== EXTRACTED MATERIAL
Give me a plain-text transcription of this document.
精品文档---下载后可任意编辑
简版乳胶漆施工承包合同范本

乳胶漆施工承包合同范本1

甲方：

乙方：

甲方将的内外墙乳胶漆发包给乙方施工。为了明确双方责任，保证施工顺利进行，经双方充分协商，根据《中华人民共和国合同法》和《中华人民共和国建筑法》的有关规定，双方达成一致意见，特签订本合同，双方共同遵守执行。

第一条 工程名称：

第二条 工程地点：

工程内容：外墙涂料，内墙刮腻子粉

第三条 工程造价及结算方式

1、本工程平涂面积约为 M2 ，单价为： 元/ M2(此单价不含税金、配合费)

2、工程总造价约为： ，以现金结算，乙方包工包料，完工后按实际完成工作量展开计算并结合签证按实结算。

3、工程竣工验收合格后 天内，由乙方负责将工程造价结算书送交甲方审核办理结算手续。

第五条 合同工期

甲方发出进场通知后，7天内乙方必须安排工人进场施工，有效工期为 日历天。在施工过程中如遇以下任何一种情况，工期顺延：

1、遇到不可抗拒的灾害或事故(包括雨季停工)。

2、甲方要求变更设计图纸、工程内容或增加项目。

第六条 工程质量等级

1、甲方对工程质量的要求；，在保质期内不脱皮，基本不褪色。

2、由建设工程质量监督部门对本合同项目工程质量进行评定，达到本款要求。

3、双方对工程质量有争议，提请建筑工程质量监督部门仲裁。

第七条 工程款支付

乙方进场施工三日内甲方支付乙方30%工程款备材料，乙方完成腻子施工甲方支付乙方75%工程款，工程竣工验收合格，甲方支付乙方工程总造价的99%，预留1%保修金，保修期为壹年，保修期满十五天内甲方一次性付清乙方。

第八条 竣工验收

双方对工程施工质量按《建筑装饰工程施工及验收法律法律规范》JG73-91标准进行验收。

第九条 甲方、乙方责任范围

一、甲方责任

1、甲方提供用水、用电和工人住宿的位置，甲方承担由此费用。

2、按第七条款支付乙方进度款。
====
▶ **WORK TO DO**
Retype the records above exactly.

▶ **THE SOLUTION**
Give me a plain-text transcription of this document.
精品文档---下载后可任意编辑
简版乳胶漆施工承包合同范本

乳胶漆施工承包合同范本1

甲方：

乙方：

甲方将的内外墙乳胶漆发包给乙方施工。为了明确双方责任，保证施工顺利进行，经双方充分协商，根据《中华人民共和国合同法》和《中华人民共和国建筑法》的有关规定，双方达成一致意见，特签订本合同，双方共同遵守执行。

第一条 工程名称：

第二条 工程地点：

工程内容：外墙涂料，内墙刮腻子粉

第三条 工程造价及结算方式

1、本工程平涂面积约为 M2 ，单价为： 元/ M2(此单价不含税金、配合费)

2、工程总造价约为： ，以现金结算，乙方包工包料，完工后按实际完成工作量展开计算并结合签证按实结算。

3、工程竣工验收合格后 天内，由乙方负责将工程造价结算书送交甲方审核办理结算手续。

第五条 合同工期

甲方发出进场通知后，7天内乙方必须安排工人进场施工，有效工期为 日历天。在施工过程中如遇以下任何一种情况，工期顺延：

1、遇到不可抗拒的灾害或事故(包括雨季停工)。

2、甲方要求变更设计图纸、工程内容或增加项目。

第六条 工程质量等级

1、甲方对工程质量的要求；，在保质期内不脱皮，基本不褪色。

2、由建设工程质量监督部门对本合同项目工程质量进行评定，达到本款要求。

3、双方对工程质量有争议，提请建筑工程质量监督部门仲裁。

第七条 工程款支付

乙方进场施工三日内甲方支付乙方30%工程款备材料，乙方完成腻子施工甲方支付乙方75%工程款，工程竣工验收合格，甲方支付乙方工程总造价的99%，预留1%保修金，保修期为壹年，保修期满十五天内甲方一次性付清乙方。

第八条 竣工验收

双方对工程施工质量按《建筑装饰工程施工及验收法律法律规范》JG73-91标准进行验收。

第九条 甲方、乙方责任范围

一、甲方责任

1、甲方提供用水、用电和工人住宿的位置，甲方承担由此费用。

2、按第七条款支付乙方进度款。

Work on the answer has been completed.